Entries from a dataset
****************************************
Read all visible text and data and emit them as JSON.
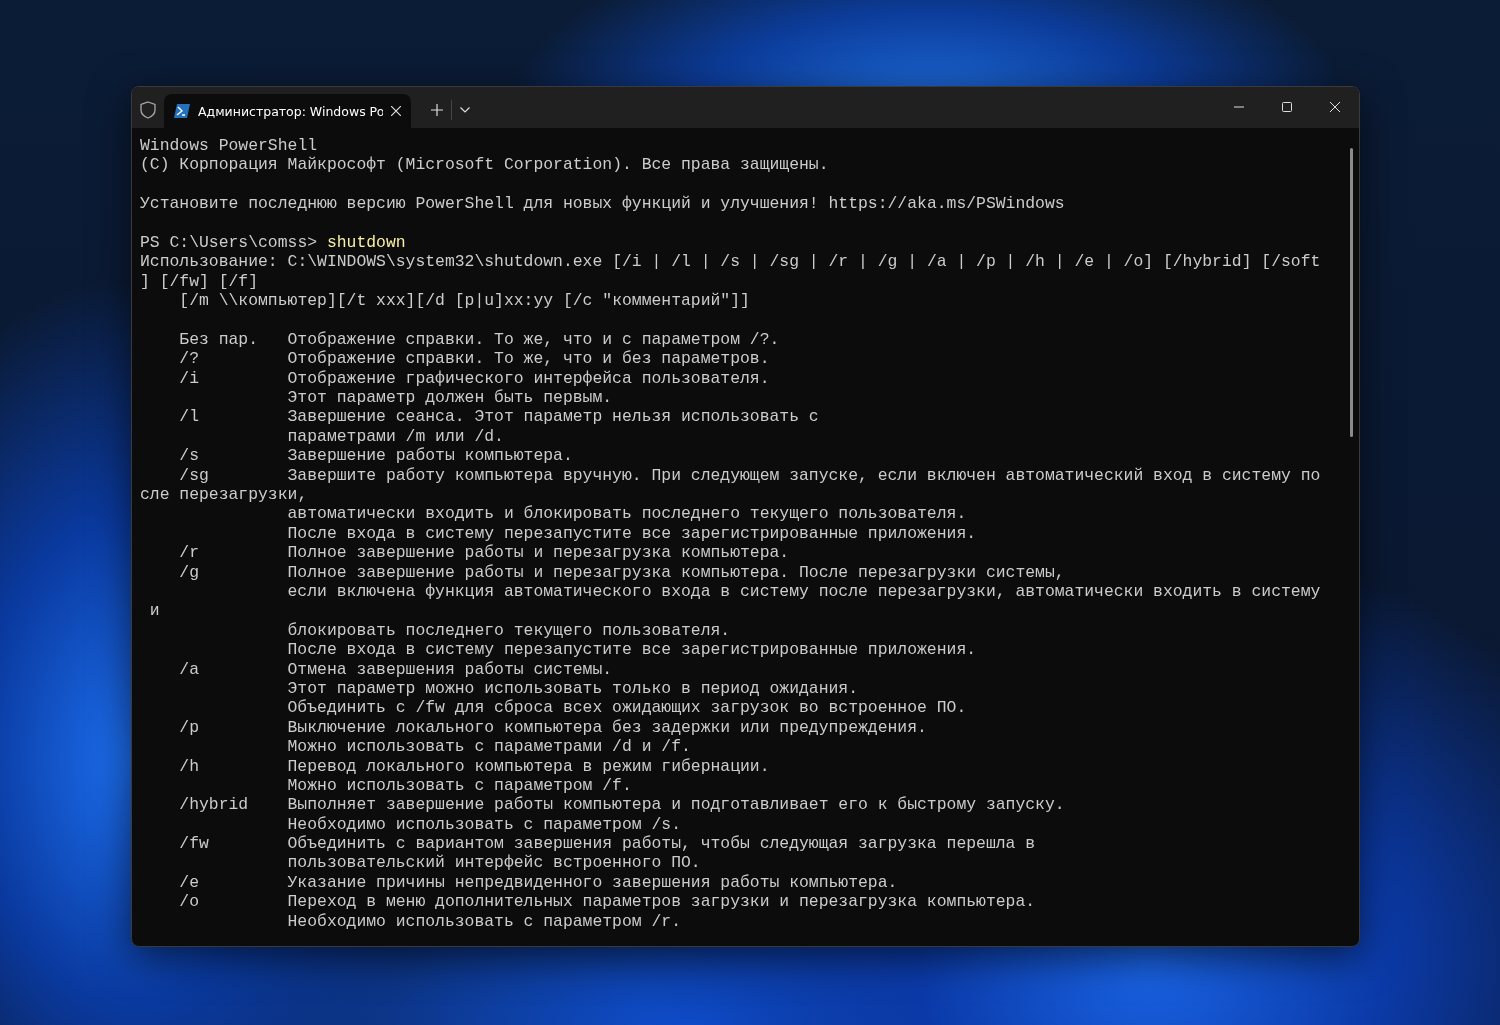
{
  "window": {
    "tabs": [
      {
        "title": "Администратор: Windows Po",
        "selected": true
      }
    ]
  },
  "terminal": {
    "lines": [
      {
        "kind": "text",
        "text": "Windows PowerShell"
      },
      {
        "kind": "text",
        "text": "(C) Корпорация Майкрософт (Microsoft Corporation). Все права защищены."
      },
      {
        "kind": "blank"
      },
      {
        "kind": "text",
        "text": "Установите последнюю версию PowerShell для новых функций и улучшения! https://aka.ms/PSWindows"
      },
      {
        "kind": "blank"
      },
      {
        "kind": "command",
        "prompt": "PS C:\\Users\\comss>",
        "command": "shutdown"
      },
      {
        "kind": "text",
        "text": "Использование: C:\\WINDOWS\\system32\\shutdown.exe [/i | /l | /s | /sg | /r | /g | /a | /p | /h | /e | /o] [/hybrid] [/soft"
      },
      {
        "kind": "text",
        "text": "] [/fw] [/f]"
      },
      {
        "kind": "indented",
        "text": "[/m \\\\компьютер][/t xxx][/d [p|u]xx:yy [/c \"комментарий\"]]"
      },
      {
        "kind": "blank"
      },
      {
        "kind": "option",
        "option": "Без пар.",
        "text": "Отображение справки. То же, что и с параметром /?."
      },
      {
        "kind": "option",
        "option": "/?",
        "text": "Отображение справки. То же, что и без параметров."
      },
      {
        "kind": "option",
        "option": "/i",
        "text": "Отображение графического интерфейса пользователя."
      },
      {
        "kind": "option",
        "text": "Этот параметр должен быть первым."
      },
      {
        "kind": "option",
        "option": "/l",
        "text": "Завершение сеанса. Этот параметр нельзя использовать с"
      },
      {
        "kind": "option",
        "text": "параметрами /m или /d."
      },
      {
        "kind": "option",
        "option": "/s",
        "text": "Завершение работы компьютера."
      },
      {
        "kind": "option",
        "option": "/sg",
        "text": "Завершите работу компьютера вручную. При следующем запуске, если включен автоматический вход в систему по"
      },
      {
        "kind": "text",
        "text": "сле перезагрузки,"
      },
      {
        "kind": "option",
        "text": "автоматически входить и блокировать последнего текущего пользователя."
      },
      {
        "kind": "option",
        "text": "После входа в систему перезапустите все зарегистрированные приложения."
      },
      {
        "kind": "option",
        "option": "/r",
        "text": "Полное завершение работы и перезагрузка компьютера."
      },
      {
        "kind": "option",
        "option": "/g",
        "text": "Полное завершение работы и перезагрузка компьютера. После перезагрузки системы,"
      },
      {
        "kind": "option",
        "text": "если включена функция автоматического входа в систему после перезагрузки, автоматически входить в систему"
      },
      {
        "kind": "wrap",
        "text": "и"
      },
      {
        "kind": "option",
        "text": "блокировать последнего текущего пользователя."
      },
      {
        "kind": "option",
        "text": "После входа в систему перезапустите все зарегистрированные приложения."
      },
      {
        "kind": "option",
        "option": "/a",
        "text": "Отмена завершения работы системы."
      },
      {
        "kind": "option",
        "text": "Этот параметр можно использовать только в период ожидания."
      },
      {
        "kind": "option",
        "text": "Объединить с /fw для сброса всех ожидающих загрузок во встроенное ПО."
      },
      {
        "kind": "option",
        "option": "/p",
        "text": "Выключение локального компьютера без задержки или предупреждения."
      },
      {
        "kind": "option",
        "text": "Можно использовать с параметрами /d и /f."
      },
      {
        "kind": "option",
        "option": "/h",
        "text": "Перевод локального компьютера в режим гибернации."
      },
      {
        "kind": "option",
        "text": "Можно использовать с параметром /f."
      },
      {
        "kind": "option",
        "option": "/hybrid",
        "text": "Выполняет завершение работы компьютера и подготавливает его к быстрому запуску."
      },
      {
        "kind": "option",
        "text": "Необходимо использовать с параметром /s."
      },
      {
        "kind": "option",
        "option": "/fw",
        "text": "Объединить с вариантом завершения работы, чтобы следующая загрузка перешла в"
      },
      {
        "kind": "option",
        "text": "пользовательский интерфейс встроенного ПО."
      },
      {
        "kind": "option",
        "option": "/e",
        "text": "Указание причины непредвиденного завершения работы компьютера."
      },
      {
        "kind": "option",
        "option": "/o",
        "text": "Переход в меню дополнительных параметров загрузки и перезагрузка компьютера."
      },
      {
        "kind": "option",
        "text": "Необходимо использовать с параметром /r."
      }
    ]
  }
}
****************************************
=== Your task ===
Find the lines containing "систему" and list every one of them.

=== Result for this task ===
        "text": "Завершите работу компьютера вручную. При следующем запуске, если включен автоматический вход в систему по"
        "text": "После входа в систему перезапустите все зарегистрированные приложения."
        "text": "если включена функция автоматического входа в систему после перезагрузки, автоматически входить в систему"
        "text": "После входа в систему перезапустите все зарегистрированные приложения."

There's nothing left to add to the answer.